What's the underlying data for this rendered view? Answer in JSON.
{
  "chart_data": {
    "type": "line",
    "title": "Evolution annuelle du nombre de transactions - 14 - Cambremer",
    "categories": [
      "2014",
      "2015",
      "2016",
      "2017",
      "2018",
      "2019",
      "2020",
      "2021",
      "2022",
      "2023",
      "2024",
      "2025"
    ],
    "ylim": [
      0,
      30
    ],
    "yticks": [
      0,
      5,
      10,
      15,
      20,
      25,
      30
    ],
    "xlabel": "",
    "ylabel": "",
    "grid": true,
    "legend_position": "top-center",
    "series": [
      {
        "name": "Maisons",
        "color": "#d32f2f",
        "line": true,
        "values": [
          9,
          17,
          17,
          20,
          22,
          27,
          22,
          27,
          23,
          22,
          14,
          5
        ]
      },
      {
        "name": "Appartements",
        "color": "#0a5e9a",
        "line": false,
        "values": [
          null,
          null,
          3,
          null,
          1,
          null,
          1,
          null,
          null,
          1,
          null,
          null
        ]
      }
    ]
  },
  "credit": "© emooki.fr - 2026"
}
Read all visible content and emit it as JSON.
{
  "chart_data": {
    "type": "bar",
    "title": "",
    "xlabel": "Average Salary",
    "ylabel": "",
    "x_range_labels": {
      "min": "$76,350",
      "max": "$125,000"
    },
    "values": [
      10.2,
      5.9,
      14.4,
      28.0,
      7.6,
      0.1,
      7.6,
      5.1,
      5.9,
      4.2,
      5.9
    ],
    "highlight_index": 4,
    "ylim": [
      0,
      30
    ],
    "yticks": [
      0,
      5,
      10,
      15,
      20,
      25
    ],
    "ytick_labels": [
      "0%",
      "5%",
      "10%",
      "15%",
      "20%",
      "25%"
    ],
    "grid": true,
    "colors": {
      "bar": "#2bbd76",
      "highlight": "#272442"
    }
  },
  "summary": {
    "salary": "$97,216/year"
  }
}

━━━━━━━━━━━━━━━━

▸ **WHAT TO DO**
Produce an exact copy of the whole listing.

▸ **RESPONSE**
What's the underlying data for this rendered view? Answer in JSON.
{
  "chart_data": {
    "type": "line",
    "title": "Evolution annuelle du nombre de transactions - 14 - Cambremer",
    "categories": [
      "2014",
      "2015",
      "2016",
      "2017",
      "2018",
      "2019",
      "2020",
      "2021",
      "2022",
      "2023",
      "2024",
      "2025"
    ],
    "ylim": [
      0,
      30
    ],
    "yticks": [
      0,
      5,
      10,
      15,
      20,
      25,
      30
    ],
    "xlabel": "",
    "ylabel": "",
    "grid": true,
    "legend_position": "top-center",
    "series": [
      {
        "name": "Maisons",
        "color": "#d32f2f",
        "line": true,
        "values": [
          9,
          17,
          17,
          20,
          22,
          27,
          22,
          27,
          23,
          22,
          14,
          5
        ]
      },
      {
        "name": "Appartements",
        "color": "#0a5e9a",
        "line": false,
        "values": [
          null,
          null,
          3,
          null,
          1,
          null,
          1,
          null,
          null,
          1,
          null,
          null
        ]
      }
    ]
  },
  "credit": "© emooki.fr - 2026"
}
Read all visible content and emit it as JSON.
{
  "chart_data": {
    "type": "bar",
    "title": "",
    "xlabel": "Average Salary",
    "ylabel": "",
    "x_range_labels": {
      "min": "$76,350",
      "max": "$125,000"
    },
    "values": [
      10.2,
      5.9,
      14.4,
      28.0,
      7.6,
      0.1,
      7.6,
      5.1,
      5.9,
      4.2,
      5.9
    ],
    "highlight_index": 4,
    "ylim": [
      0,
      30
    ],
    "yticks": [
      0,
      5,
      10,
      15,
      20,
      25
    ],
    "ytick_labels": [
      "0%",
      "5%",
      "10%",
      "15%",
      "20%",
      "25%"
    ],
    "grid": true,
    "colors": {
      "bar": "#2bbd76",
      "highlight": "#272442"
    }
  },
  "summary": {
    "salary": "$97,216/year"
  }
}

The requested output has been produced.